Task prompt — Below are the records; copy each line in them that holds the word "this".

═══ Supplied material ═══

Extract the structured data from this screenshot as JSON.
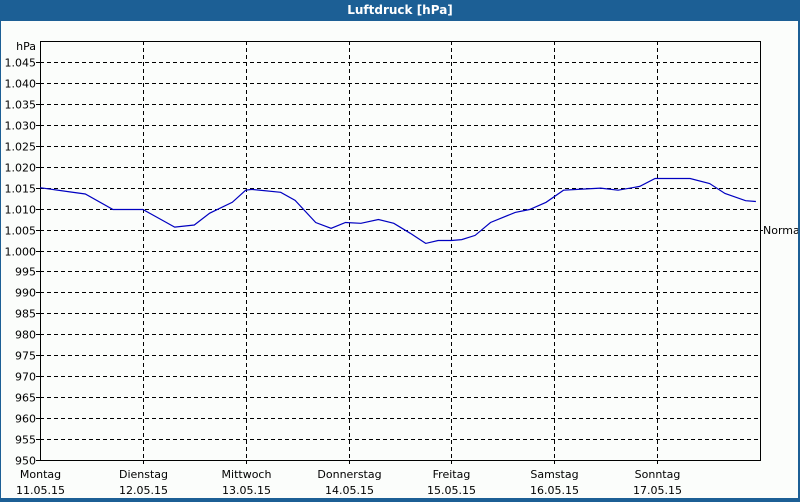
{
  "window": {
    "title": "Luftdruck [hPa]"
  },
  "chart_data": {
    "type": "line",
    "title": "Luftdruck [hPa]",
    "ylabel": "hPa",
    "xlabel": "",
    "ylim": [
      950,
      1045
    ],
    "yticks": [
      950,
      955,
      960,
      965,
      970,
      975,
      980,
      985,
      990,
      995,
      1000,
      1005,
      1010,
      1015,
      1020,
      1025,
      1030,
      1035,
      1040,
      1045
    ],
    "ytick_labels": [
      "950",
      "955",
      "960",
      "965",
      "970",
      "975",
      "980",
      "985",
      "990",
      "995",
      "1.000",
      "1.005",
      "1.010",
      "1.015",
      "1.020",
      "1.025",
      "1.030",
      "1.035",
      "1.040",
      "1.045"
    ],
    "categories": [
      {
        "day": "Montag",
        "date": "11.05.15"
      },
      {
        "day": "Dienstag",
        "date": "12.05.15"
      },
      {
        "day": "Mittwoch",
        "date": "13.05.15"
      },
      {
        "day": "Donnerstag",
        "date": "14.05.15"
      },
      {
        "day": "Freitag",
        "date": "15.05.15"
      },
      {
        "day": "Samstag",
        "date": "16.05.15"
      },
      {
        "day": "Sonntag",
        "date": "17.05.15"
      }
    ],
    "grid": true,
    "annotations": [
      {
        "text": "Normal",
        "position": "right",
        "y": 1005
      }
    ],
    "series": [
      {
        "name": "Luftdruck",
        "color": "#0000c0",
        "x_days": [
          0,
          0.29,
          0.44,
          0.71,
          1.0,
          1.17,
          1.31,
          1.5,
          1.65,
          1.87,
          2.0,
          2.06,
          2.34,
          2.48,
          2.68,
          2.83,
          2.97,
          3.12,
          3.29,
          3.44,
          3.6,
          3.75,
          3.87,
          4.0,
          4.1,
          4.23,
          4.38,
          4.62,
          4.76,
          4.92,
          5.09,
          5.23,
          5.45,
          5.62,
          5.83,
          5.98,
          6.04,
          6.32,
          6.51,
          6.66,
          6.86,
          6.96
        ],
        "values": [
          1015,
          1014,
          1013.5,
          1009.8,
          1009.8,
          1007.5,
          1005.6,
          1006.1,
          1008.9,
          1011.5,
          1014.4,
          1014.6,
          1013.9,
          1012.0,
          1006.7,
          1005.3,
          1006.7,
          1006.5,
          1007.4,
          1006.5,
          1004.1,
          1001.7,
          1002.4,
          1002.4,
          1002.6,
          1003.6,
          1006.7,
          1009.1,
          1009.8,
          1011.5,
          1014.4,
          1014.6,
          1014.9,
          1014.4,
          1015.3,
          1017.2,
          1017.2,
          1017.2,
          1016.0,
          1013.6,
          1011.9,
          1011.7
        ]
      }
    ]
  }
}
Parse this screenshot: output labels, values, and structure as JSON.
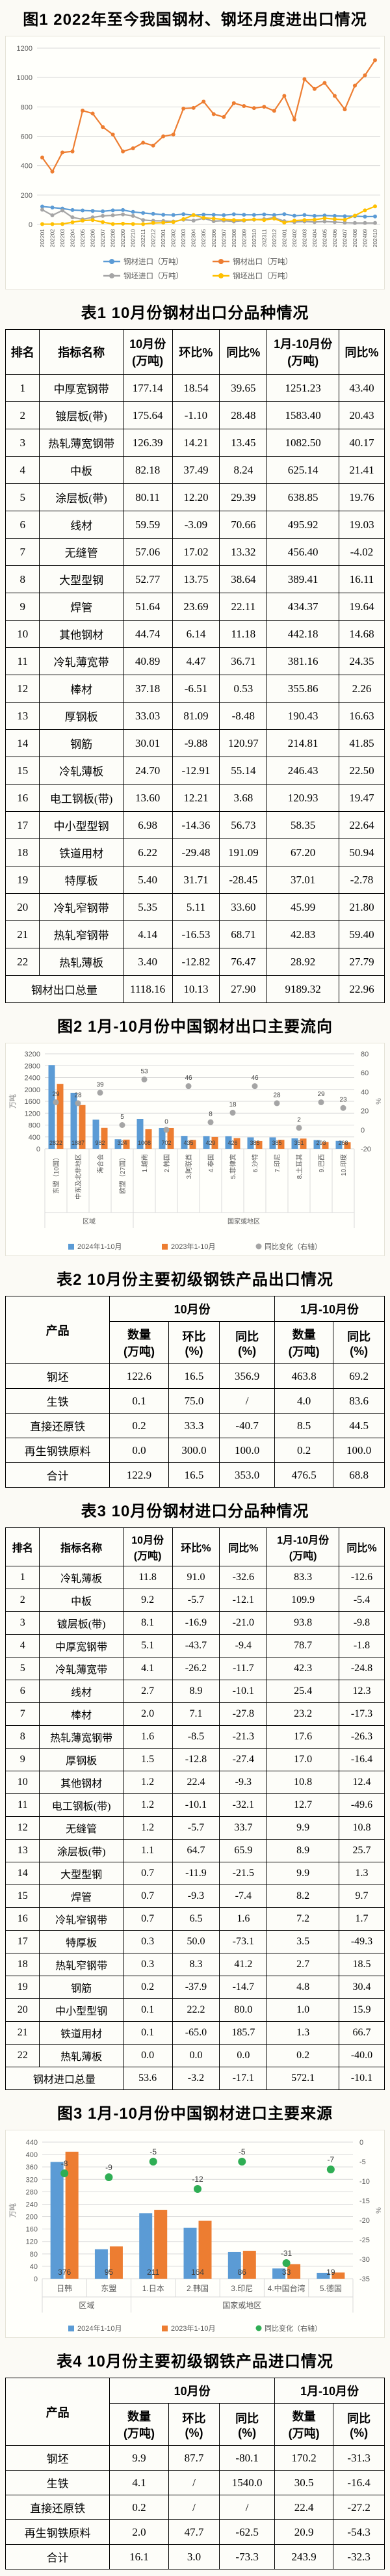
{
  "captions": {
    "fig1": "图1 2022年至今我国钢材、钢坯月度进出口情况",
    "table1": "表1 10月份钢材出口分品种情况",
    "fig2": "图2 1月-10月份中国钢材出口主要流向",
    "table2": "表2 10月份主要初级钢铁产品出口情况",
    "table3": "表3 10月份钢材进口分品种情况",
    "fig3": "图3 1月-10月份中国钢材进口主要来源",
    "table4": "表4 10月份主要初级钢铁产品进口情况"
  },
  "colors": {
    "blue": "#5b9bd5",
    "orange": "#ed7d31",
    "gray": "#a5a5a5",
    "yellow": "#ffc000",
    "green": "#2fae54"
  },
  "tables": {
    "t1": {
      "headers": [
        "排名",
        "指标名称",
        "10月份\n(万吨)",
        "环比%",
        "同比%",
        "1月-10月份\n(万吨)",
        "同比%"
      ],
      "widths": [
        9,
        22,
        13,
        12.5,
        12.5,
        19,
        12
      ],
      "rows": [
        [
          "1",
          "中厚宽钢带",
          "177.14",
          "18.54",
          "39.65",
          "1251.23",
          "43.40"
        ],
        [
          "2",
          "镀层板(带)",
          "175.64",
          "-1.10",
          "28.48",
          "1583.40",
          "20.43"
        ],
        [
          "3",
          "热轧薄宽钢带",
          "126.39",
          "14.21",
          "13.45",
          "1082.50",
          "40.17"
        ],
        [
          "4",
          "中板",
          "82.18",
          "37.49",
          "8.24",
          "625.14",
          "21.41"
        ],
        [
          "5",
          "涂层板(带)",
          "80.11",
          "12.20",
          "29.39",
          "638.85",
          "19.76"
        ],
        [
          "6",
          "线材",
          "59.59",
          "-3.09",
          "70.66",
          "495.92",
          "19.03"
        ],
        [
          "7",
          "无缝管",
          "57.06",
          "17.02",
          "13.32",
          "456.40",
          "-4.02"
        ],
        [
          "8",
          "大型型钢",
          "52.77",
          "13.75",
          "38.64",
          "389.41",
          "16.11"
        ],
        [
          "9",
          "焊管",
          "51.64",
          "23.69",
          "22.11",
          "434.37",
          "19.64"
        ],
        [
          "10",
          "其他钢材",
          "44.74",
          "6.14",
          "11.18",
          "442.18",
          "14.68"
        ],
        [
          "11",
          "冷轧薄宽带",
          "40.89",
          "4.47",
          "36.71",
          "381.16",
          "24.35"
        ],
        [
          "12",
          "棒材",
          "37.18",
          "-6.51",
          "0.53",
          "355.86",
          "2.26"
        ],
        [
          "13",
          "厚钢板",
          "33.03",
          "81.09",
          "-8.48",
          "190.43",
          "16.63"
        ],
        [
          "14",
          "钢筋",
          "30.01",
          "-9.88",
          "120.97",
          "214.81",
          "41.85"
        ],
        [
          "15",
          "冷轧薄板",
          "24.70",
          "-12.91",
          "55.14",
          "246.43",
          "22.50"
        ],
        [
          "16",
          "电工钢板(带)",
          "13.60",
          "12.21",
          "3.68",
          "120.93",
          "19.47"
        ],
        [
          "17",
          "中小型型钢",
          "6.98",
          "-14.36",
          "56.73",
          "58.35",
          "22.64"
        ],
        [
          "18",
          "铁道用材",
          "6.22",
          "-29.48",
          "191.09",
          "67.20",
          "50.94"
        ],
        [
          "19",
          "特厚板",
          "5.40",
          "31.71",
          "-28.45",
          "37.01",
          "-2.78"
        ],
        [
          "20",
          "冷轧窄钢带",
          "5.35",
          "5.11",
          "33.60",
          "45.99",
          "21.80"
        ],
        [
          "21",
          "热轧窄钢带",
          "4.14",
          "-16.53",
          "68.71",
          "42.83",
          "59.40"
        ],
        [
          "22",
          "热轧薄板",
          "3.40",
          "-12.82",
          "76.47",
          "28.92",
          "27.79"
        ]
      ],
      "total": [
        "钢材出口总量",
        "1118.16",
        "10.13",
        "27.90",
        "9189.32",
        "22.96"
      ]
    },
    "t2": {
      "product_header": "产品",
      "group1": {
        "label": "10月份",
        "cols": [
          "数量\n(万吨)",
          "环比\n(%)",
          "同比\n(%)"
        ]
      },
      "group2": {
        "label": "1月-10月份",
        "cols": [
          "数量\n(万吨)",
          "同比\n(%)"
        ]
      },
      "widths": [
        27.5,
        15.5,
        13.5,
        14.5,
        15.5,
        13.5
      ],
      "rows": [
        [
          "钢坯",
          "122.6",
          "16.5",
          "356.9",
          "463.8",
          "69.2"
        ],
        [
          "生铁",
          "0.1",
          "75.0",
          "/",
          "4.0",
          "83.6"
        ],
        [
          "直接还原铁",
          "0.2",
          "33.3",
          "-40.7",
          "8.5",
          "44.5"
        ],
        [
          "再生钢铁原料",
          "0.0",
          "300.0",
          "100.0",
          "0.2",
          "100.0"
        ],
        [
          "合计",
          "122.9",
          "16.5",
          "353.0",
          "476.5",
          "68.8"
        ]
      ]
    },
    "t3": {
      "headers": [
        "排名",
        "指标名称",
        "10月份\n(万吨)",
        "环比%",
        "同比%",
        "1月-10月份\n(万吨)",
        "同比%"
      ],
      "widths": [
        9,
        22,
        13,
        12.5,
        12.5,
        19,
        12
      ],
      "rows": [
        [
          "1",
          "冷轧薄板",
          "11.8",
          "91.0",
          "-32.6",
          "83.3",
          "-12.6"
        ],
        [
          "2",
          "中板",
          "9.2",
          "-5.7",
          "-12.1",
          "109.9",
          "-5.4"
        ],
        [
          "3",
          "镀层板(带)",
          "8.1",
          "-16.9",
          "-21.0",
          "93.8",
          "-9.8"
        ],
        [
          "4",
          "中厚宽钢带",
          "5.1",
          "-43.7",
          "-9.4",
          "78.7",
          "-1.8"
        ],
        [
          "5",
          "冷轧薄宽带",
          "4.1",
          "-26.2",
          "-11.7",
          "42.3",
          "-24.8"
        ],
        [
          "6",
          "线材",
          "2.7",
          "8.9",
          "-10.1",
          "25.4",
          "12.3"
        ],
        [
          "7",
          "棒材",
          "2.0",
          "7.1",
          "-27.8",
          "23.2",
          "-17.3"
        ],
        [
          "8",
          "热轧薄宽钢带",
          "1.6",
          "-8.5",
          "-21.3",
          "17.6",
          "-26.3"
        ],
        [
          "9",
          "厚钢板",
          "1.5",
          "-12.8",
          "-27.4",
          "17.0",
          "-16.4"
        ],
        [
          "10",
          "其他钢材",
          "1.2",
          "22.4",
          "-9.3",
          "10.8",
          "12.4"
        ],
        [
          "11",
          "电工钢板(带)",
          "1.2",
          "-10.1",
          "-32.1",
          "12.7",
          "-49.6"
        ],
        [
          "12",
          "无缝管",
          "1.2",
          "-5.7",
          "33.7",
          "9.9",
          "10.8"
        ],
        [
          "13",
          "涂层板(带)",
          "1.1",
          "64.7",
          "65.9",
          "8.9",
          "25.7"
        ],
        [
          "14",
          "大型型钢",
          "0.7",
          "-11.9",
          "-21.5",
          "9.9",
          "1.3"
        ],
        [
          "15",
          "焊管",
          "0.7",
          "-9.3",
          "-7.4",
          "8.2",
          "9.7"
        ],
        [
          "16",
          "冷轧窄钢带",
          "0.7",
          "6.5",
          "1.6",
          "7.2",
          "1.7"
        ],
        [
          "17",
          "特厚板",
          "0.3",
          "50.0",
          "-73.1",
          "3.5",
          "-49.3"
        ],
        [
          "18",
          "热轧窄钢带",
          "0.3",
          "8.3",
          "41.2",
          "2.7",
          "18.5"
        ],
        [
          "19",
          "钢筋",
          "0.2",
          "-37.9",
          "-14.7",
          "4.8",
          "30.4"
        ],
        [
          "20",
          "中小型型钢",
          "0.1",
          "22.2",
          "80.0",
          "1.0",
          "15.9"
        ],
        [
          "21",
          "铁道用材",
          "0.1",
          "-65.0",
          "185.7",
          "1.3",
          "66.7"
        ],
        [
          "22",
          "热轧薄板",
          "0.0",
          "0.0",
          "0.0",
          "0.2",
          "-40.0"
        ]
      ],
      "total": [
        "钢材进口总量",
        "53.6",
        "-3.2",
        "-17.1",
        "572.1",
        "-10.1"
      ]
    },
    "t4": {
      "product_header": "产品",
      "group1": {
        "label": "10月份",
        "cols": [
          "数量\n(万吨)",
          "环比\n(%)",
          "同比\n(%)"
        ]
      },
      "group2": {
        "label": "1月-10月份",
        "cols": [
          "数量\n(万吨)",
          "同比\n(%)"
        ]
      },
      "widths": [
        27.5,
        15.5,
        13.5,
        14.5,
        15.5,
        13.5
      ],
      "rows": [
        [
          "钢坯",
          "9.9",
          "87.7",
          "-80.1",
          "170.2",
          "-31.3"
        ],
        [
          "生铁",
          "4.1",
          "/",
          "1540.0",
          "30.5",
          "-16.4"
        ],
        [
          "直接还原铁",
          "0.2",
          "/",
          "/",
          "22.4",
          "-27.2"
        ],
        [
          "再生钢铁原料",
          "2.0",
          "47.7",
          "-62.5",
          "20.9",
          "-54.3"
        ],
        [
          "合计",
          "16.1",
          "3.0",
          "-73.3",
          "243.9",
          "-32.3"
        ]
      ]
    }
  },
  "chart_data": [
    {
      "type": "line",
      "title": "图1 2022年至今我国钢材、钢坯月度进出口情况",
      "x": [
        "202201",
        "202202",
        "202203",
        "202204",
        "202205",
        "202206",
        "202207",
        "202208",
        "202209",
        "202210",
        "202211",
        "202212",
        "202301",
        "202302",
        "202303",
        "202304",
        "202305",
        "202306",
        "202307",
        "202308",
        "202309",
        "202310",
        "202311",
        "202312",
        "202401",
        "202402",
        "202403",
        "202404",
        "202405",
        "202406",
        "202407",
        "202408",
        "202409",
        "202410"
      ],
      "ylim": [
        0,
        1200
      ],
      "ystep": 200,
      "grid": true,
      "legend_position": "bottom",
      "series": [
        {
          "name": "钢材进口（万吨）",
          "color": "#5b9bd5",
          "values": [
            122,
            115,
            108,
            98,
            95,
            92,
            89,
            96,
            98,
            85,
            78,
            72,
            66,
            64,
            70,
            63,
            67,
            66,
            63,
            69,
            66,
            65,
            68,
            64,
            70,
            59,
            64,
            58,
            61,
            58,
            56,
            56,
            53,
            54
          ]
        },
        {
          "name": "钢材出口（万吨）",
          "color": "#ed7d31",
          "values": [
            455,
            360,
            490,
            497,
            775,
            755,
            663,
            612,
            497,
            518,
            556,
            537,
            600,
            612,
            789,
            793,
            836,
            751,
            731,
            826,
            806,
            792,
            801,
            773,
            875,
            714,
            989,
            922,
            963,
            875,
            783,
            945,
            1015,
            1118
          ]
        },
        {
          "name": "钢坯进口（万吨）",
          "color": "#a5a5a5",
          "values": [
            100,
            62,
            95,
            48,
            35,
            48,
            58,
            62,
            68,
            58,
            30,
            25,
            24,
            20,
            32,
            26,
            42,
            22,
            26,
            20,
            26,
            32,
            36,
            46,
            22,
            16,
            20,
            16,
            20,
            16,
            12,
            10,
            10,
            10
          ]
        },
        {
          "name": "钢坯出口（万吨）",
          "color": "#ffc000",
          "values": [
            2,
            2,
            3,
            15,
            26,
            30,
            16,
            3,
            5,
            3,
            2,
            10,
            12,
            16,
            36,
            64,
            45,
            40,
            34,
            30,
            30,
            34,
            30,
            40,
            12,
            26,
            30,
            32,
            42,
            36,
            32,
            60,
            96,
            123
          ]
        }
      ]
    },
    {
      "type": "bar",
      "title": "图2 1月-10月份中国钢材出口主要流向",
      "categories": [
        "东盟（10国）",
        "中东及北非地区",
        "海合会",
        "欧盟（27国）",
        "1.越南",
        "2.韩国",
        "3.阿联酋",
        "4.泰国",
        "5.菲律宾",
        "6.沙特",
        "7.印尼",
        "8.土耳其",
        "9.巴西",
        "10.印度"
      ],
      "groups": [
        {
          "label": "区域",
          "span": 4
        },
        {
          "label": "国家或地区",
          "span": 10
        }
      ],
      "ylabel_left": "万吨",
      "ylabel_right": "%",
      "ylim_left": [
        0,
        3200
      ],
      "ystep_left": 400,
      "ylim_right": [
        -20,
        80
      ],
      "ystep_right": 20,
      "legend_position": "bottom",
      "series": [
        {
          "name": "2024年1-10月",
          "type": "bar",
          "color": "#5b9bd5",
          "labels": true,
          "values": [
            2822,
            1887,
            982,
            324,
            1008,
            702,
            435,
            429,
            426,
            385,
            385,
            351,
            293,
            268
          ]
        },
        {
          "name": "2023年1-10月",
          "type": "bar",
          "color": "#ed7d31",
          "labels": false,
          "values": [
            2188,
            1474,
            706,
            309,
            659,
            702,
            298,
            397,
            361,
            264,
            301,
            344,
            227,
            218
          ]
        },
        {
          "name": "同比变化（右轴）",
          "type": "scatter",
          "color": "#a5a5a5",
          "labels": true,
          "values": [
            29,
            28,
            39,
            5,
            53,
            0,
            46,
            8,
            18,
            46,
            28,
            2,
            29,
            23
          ]
        }
      ]
    },
    {
      "type": "bar",
      "title": "图3 1月-10月份中国钢材进口主要来源",
      "categories": [
        "日韩",
        "东盟",
        "1.日本",
        "2.韩国",
        "3.印尼",
        "4.中国台湾",
        "5.德国"
      ],
      "groups": [
        {
          "label": "区域",
          "span": 2
        },
        {
          "label": "国家或地区",
          "span": 5
        }
      ],
      "ylabel_left": "万吨",
      "ylabel_right": "%",
      "ylim_left": [
        0,
        440
      ],
      "ystep_left": 40,
      "ylim_right": [
        -35,
        0
      ],
      "ystep_right": 5,
      "legend_position": "bottom",
      "series": [
        {
          "name": "2024年1-10月",
          "type": "bar",
          "color": "#5b9bd5",
          "labels": true,
          "values": [
            376,
            95,
            211,
            164,
            86,
            33,
            19
          ]
        },
        {
          "name": "2023年1-10月",
          "type": "bar",
          "color": "#ed7d31",
          "labels": false,
          "values": [
            409,
            104,
            222,
            187,
            90,
            47,
            20
          ]
        },
        {
          "name": "同比变化（右轴）",
          "type": "scatter",
          "color": "#2fae54",
          "labels": true,
          "values": [
            -8,
            -9,
            -5,
            -12,
            -5,
            -31,
            -7
          ]
        }
      ]
    }
  ]
}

═══

Task output —
Extract the structured data from this screenshot as JSON.
Parse this screenshot: output labels, values, and structure as JSON.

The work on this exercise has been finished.